• [YOUR GOAL]
Select every line holding the word "marker" and copy it.

Entries from a visual dataset
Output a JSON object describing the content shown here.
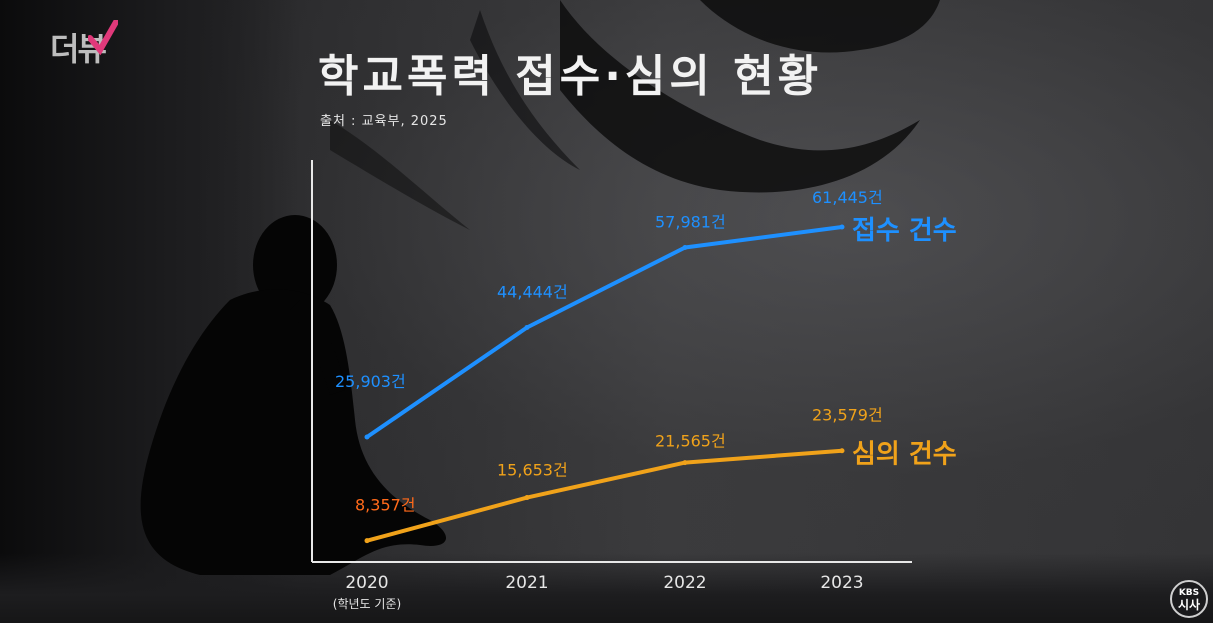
{
  "title": "학교폭력 접수·심의 현황",
  "source": "출처 : 교육부, 2025",
  "logo_text": "더뷰",
  "broadcaster": {
    "line1": "KBS",
    "line2": "시사"
  },
  "colors": {
    "received": "#1e90ff",
    "deliberated": "#f0a21a",
    "first_deliberated_label": "#ff6a1a"
  },
  "chart_data": {
    "type": "line",
    "title": "학교폭력 접수·심의 현황",
    "categories": [
      "2020",
      "2021",
      "2022",
      "2023"
    ],
    "x_sublabel": "(학년도 기준)",
    "xlabel": "",
    "ylabel": "",
    "ylim": [
      0,
      70000
    ],
    "grid": false,
    "series": [
      {
        "name": "접수 건수",
        "values": [
          25903,
          44444,
          57981,
          61445
        ],
        "labels": [
          "25,903건",
          "44,444건",
          "57,981건",
          "61,445건"
        ]
      },
      {
        "name": "심의 건수",
        "values": [
          8357,
          15653,
          21565,
          23579
        ],
        "labels": [
          "8,357건",
          "15,653건",
          "21,565건",
          "23,579건"
        ]
      }
    ]
  }
}
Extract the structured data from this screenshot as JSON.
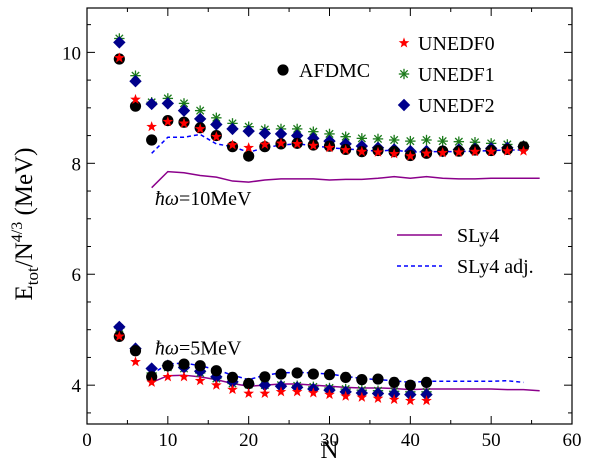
{
  "chart_data": {
    "type": "scatter",
    "xlabel": "N",
    "ylabel_main": "E",
    "ylabel_sub": "tot",
    "ylabel_mid": "/N",
    "ylabel_sup": "4/3",
    "ylabel_unit": " (MeV)",
    "xlim": [
      0,
      60
    ],
    "ylim": [
      3.3,
      10.8
    ],
    "xticks": [
      0,
      10,
      20,
      30,
      40,
      50,
      60
    ],
    "xtick_labels": [
      "0",
      "10",
      "20",
      "30",
      "40",
      "50",
      "60"
    ],
    "yticks": [
      4,
      6,
      8,
      10
    ],
    "ytick_labels": [
      "4",
      "6",
      "8",
      "10"
    ],
    "grid": false,
    "annotations": [
      {
        "hbar": "ħω",
        "rest": "=10MeV",
        "x": 8.4,
        "y": 7.25
      },
      {
        "hbar": "ħω",
        "rest": "=5MeV",
        "x": 8.4,
        "y": 4.55
      }
    ],
    "legend_top": [
      {
        "series": "AFDMC",
        "label": "AFDMC"
      },
      {
        "series": "UNEDF0",
        "label": "UNEDF0"
      },
      {
        "series": "UNEDF1",
        "label": "UNEDF1"
      },
      {
        "series": "UNEDF2",
        "label": "UNEDF2"
      }
    ],
    "legend_bottom": [
      {
        "series": "SLy4",
        "label": "SLy4"
      },
      {
        "series": "SLy4 adj.",
        "label": "SLy4 adj."
      }
    ],
    "series": [
      {
        "name": "AFDMC",
        "marker": "circle",
        "color": "#000000",
        "groups": [
          {
            "x": [
              4,
              6,
              8,
              10,
              12,
              14,
              16,
              18,
              20,
              22,
              24,
              26,
              28,
              30,
              32,
              34,
              36,
              38,
              40,
              42,
              44,
              46,
              48,
              50,
              52,
              54
            ],
            "y": [
              9.88,
              9.03,
              8.42,
              8.77,
              8.74,
              8.64,
              8.5,
              8.3,
              8.13,
              8.3,
              8.35,
              8.36,
              8.33,
              8.31,
              8.25,
              8.21,
              8.23,
              8.21,
              8.14,
              8.18,
              8.22,
              8.22,
              8.24,
              8.23,
              8.25,
              8.3
            ]
          },
          {
            "x": [
              4,
              6,
              8,
              10,
              12,
              14,
              16,
              18,
              20,
              22,
              24,
              26,
              28,
              30,
              32,
              34,
              36,
              38,
              40,
              42
            ],
            "y": [
              4.88,
              4.62,
              4.15,
              4.35,
              4.38,
              4.35,
              4.26,
              4.14,
              4.03,
              4.15,
              4.2,
              4.22,
              4.2,
              4.19,
              4.14,
              4.1,
              4.11,
              4.05,
              4.0,
              4.05
            ]
          }
        ]
      },
      {
        "name": "UNEDF0",
        "marker": "star",
        "color": "#ff0000",
        "groups": [
          {
            "x": [
              4,
              6,
              8,
              10,
              12,
              14,
              16,
              18,
              20,
              22,
              24,
              26,
              28,
              30,
              32,
              34,
              36,
              38,
              40,
              42,
              44,
              46,
              48,
              50,
              52,
              54
            ],
            "y": [
              9.9,
              9.15,
              8.66,
              8.75,
              8.72,
              8.62,
              8.48,
              8.33,
              8.28,
              8.34,
              8.36,
              8.35,
              8.32,
              8.28,
              8.24,
              8.21,
              8.2,
              8.17,
              8.13,
              8.18,
              8.19,
              8.2,
              8.21,
              8.21,
              8.22,
              8.22
            ]
          },
          {
            "x": [
              4,
              6,
              8,
              10,
              12,
              14,
              16,
              18,
              20,
              22,
              24,
              26,
              28,
              30,
              32,
              34,
              36,
              38,
              40,
              42
            ],
            "y": [
              4.88,
              4.42,
              4.05,
              4.15,
              4.15,
              4.08,
              4.0,
              3.92,
              3.85,
              3.85,
              3.88,
              3.88,
              3.86,
              3.83,
              3.8,
              3.78,
              3.76,
              3.74,
              3.72,
              3.72
            ]
          }
        ]
      },
      {
        "name": "UNEDF1",
        "marker": "asterisk",
        "color": "#1a7a1a",
        "groups": [
          {
            "x": [
              4,
              6,
              8,
              10,
              12,
              14,
              16,
              18,
              20,
              22,
              24,
              26,
              28,
              30,
              32,
              34,
              36,
              38,
              40,
              42,
              44,
              46,
              48,
              50,
              52,
              54
            ],
            "y": [
              10.25,
              9.58,
              9.1,
              9.17,
              9.08,
              8.95,
              8.82,
              8.72,
              8.66,
              8.61,
              8.62,
              8.62,
              8.57,
              8.53,
              8.48,
              8.45,
              8.44,
              8.42,
              8.4,
              8.42,
              8.4,
              8.39,
              8.38,
              8.36,
              8.34,
              8.32
            ]
          },
          {
            "x": [
              4,
              6,
              8,
              10,
              12,
              14,
              16,
              18,
              20,
              22,
              24,
              26,
              28,
              30,
              32,
              34,
              36,
              38,
              40,
              42
            ],
            "y": [
              5.03,
              4.63,
              4.22,
              4.32,
              4.3,
              4.22,
              4.12,
              4.03,
              4.01,
              4.0,
              4.0,
              3.99,
              3.97,
              3.95,
              3.93,
              3.91,
              3.9,
              3.89,
              3.88,
              3.88
            ]
          }
        ]
      },
      {
        "name": "UNEDF2",
        "marker": "diamond",
        "color": "#00008b",
        "groups": [
          {
            "x": [
              4,
              6,
              8,
              10,
              12,
              14,
              16,
              18,
              20,
              22,
              24,
              26,
              28,
              30,
              32,
              34,
              36,
              38,
              40,
              42,
              44,
              46,
              48,
              50,
              52,
              54
            ],
            "y": [
              10.18,
              9.48,
              9.07,
              9.08,
              8.95,
              8.8,
              8.7,
              8.62,
              8.58,
              8.54,
              8.53,
              8.5,
              8.45,
              8.4,
              8.35,
              8.31,
              8.28,
              8.25,
              8.22,
              8.22,
              8.22,
              8.25,
              8.26,
              8.27,
              8.28,
              8.3
            ]
          },
          {
            "x": [
              4,
              6,
              8,
              10,
              12,
              14,
              16,
              18,
              20,
              22,
              24,
              26,
              28,
              30,
              32,
              34,
              36,
              38,
              40,
              42
            ],
            "y": [
              5.05,
              4.66,
              4.3,
              4.35,
              4.32,
              4.25,
              4.15,
              4.06,
              4.02,
              4.0,
              3.98,
              3.96,
              3.93,
              3.91,
              3.88,
              3.86,
              3.85,
              3.84,
              3.83,
              3.83
            ]
          }
        ]
      },
      {
        "name": "SLy4",
        "line": "solid",
        "color": "#8b008b",
        "groups": [
          {
            "x": [
              8,
              10,
              12,
              14,
              16,
              18,
              20,
              22,
              24,
              26,
              28,
              30,
              32,
              34,
              36,
              38,
              40,
              42,
              44,
              46,
              48,
              50,
              52,
              54,
              56
            ],
            "y": [
              7.56,
              7.85,
              7.83,
              7.78,
              7.75,
              7.68,
              7.66,
              7.7,
              7.72,
              7.72,
              7.72,
              7.7,
              7.71,
              7.71,
              7.73,
              7.76,
              7.73,
              7.76,
              7.73,
              7.72,
              7.72,
              7.73,
              7.73,
              7.73,
              7.73
            ]
          },
          {
            "x": [
              8,
              10,
              12,
              14,
              16,
              18,
              20,
              22,
              24,
              26,
              28,
              30,
              32,
              34,
              36,
              38,
              40,
              42,
              44,
              46,
              48,
              50,
              52,
              54,
              56
            ],
            "y": [
              4.05,
              4.17,
              4.18,
              4.15,
              4.1,
              4.03,
              3.98,
              4.0,
              4.02,
              4.02,
              4.0,
              3.98,
              3.96,
              3.95,
              3.95,
              3.94,
              3.92,
              3.93,
              3.93,
              3.93,
              3.93,
              3.93,
              3.92,
              3.92,
              3.9
            ]
          }
        ]
      },
      {
        "name": "SLy4 adj.",
        "line": "dashed",
        "color": "#0000ff",
        "groups": [
          {
            "x": [
              8,
              10,
              12,
              14,
              16,
              18,
              20,
              22,
              24,
              26,
              28,
              30,
              32,
              34,
              36,
              38,
              40,
              42,
              44,
              46,
              48,
              50,
              52,
              54
            ],
            "y": [
              8.18,
              8.47,
              8.47,
              8.52,
              8.35,
              8.3,
              8.2,
              8.28,
              8.33,
              8.35,
              8.32,
              8.28,
              8.26,
              8.24,
              8.22,
              8.24,
              8.2,
              8.21,
              8.21,
              8.21,
              8.22,
              8.23,
              8.24,
              8.24
            ]
          },
          {
            "x": [
              8,
              10,
              12,
              14,
              16,
              18,
              20,
              22,
              24,
              26,
              28,
              30,
              32,
              34,
              36,
              38,
              40,
              42,
              44,
              46,
              48,
              50,
              52,
              54
            ],
            "y": [
              4.2,
              4.38,
              4.4,
              4.35,
              4.28,
              4.18,
              4.1,
              4.18,
              4.22,
              4.23,
              4.22,
              4.2,
              4.16,
              4.12,
              4.1,
              4.08,
              4.05,
              4.07,
              4.07,
              4.07,
              4.07,
              4.07,
              4.08,
              4.05
            ]
          }
        ]
      }
    ]
  }
}
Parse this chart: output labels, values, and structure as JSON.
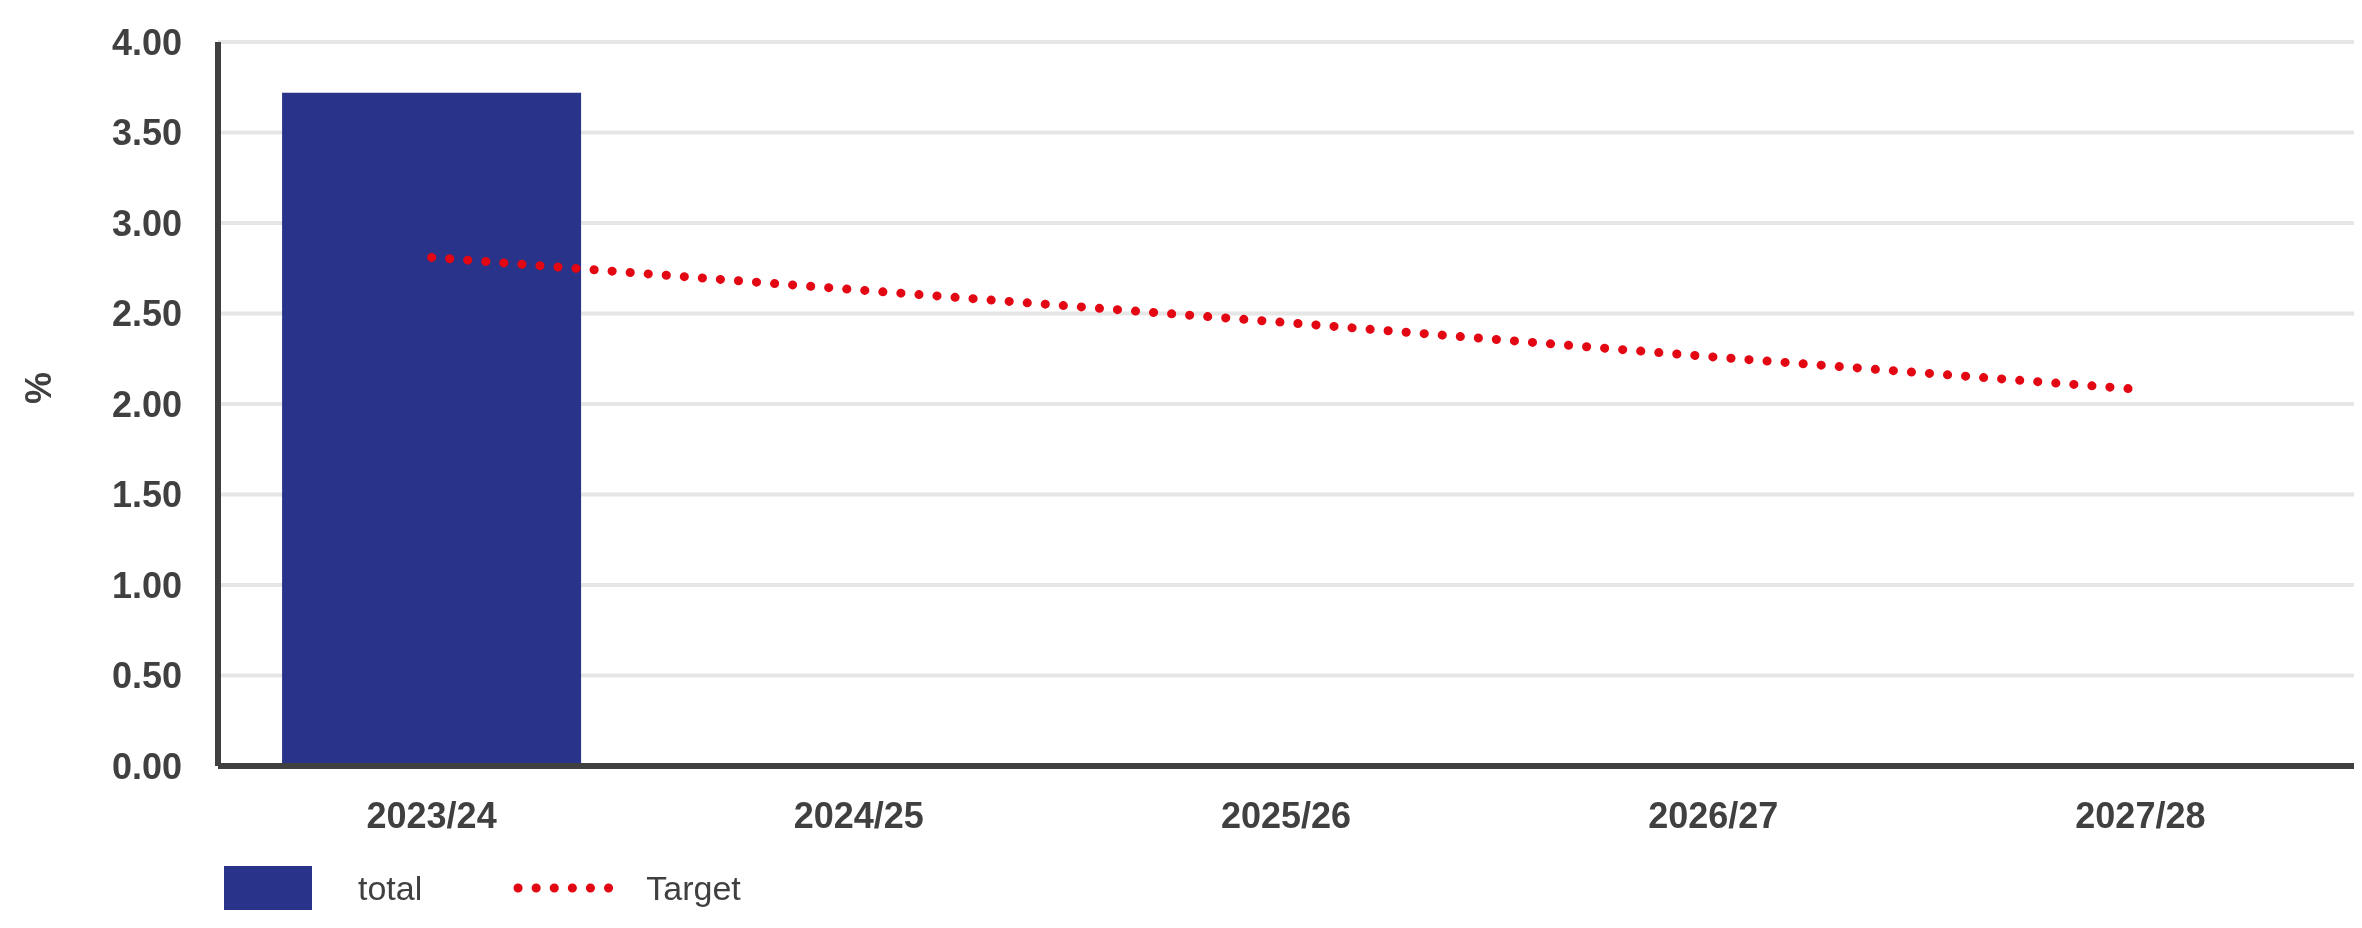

• [EXERCISE SOLUTION]
        "marker": "circle",
        "marker": "star",
        "marker": "asterisk",
        "marker": "diamond",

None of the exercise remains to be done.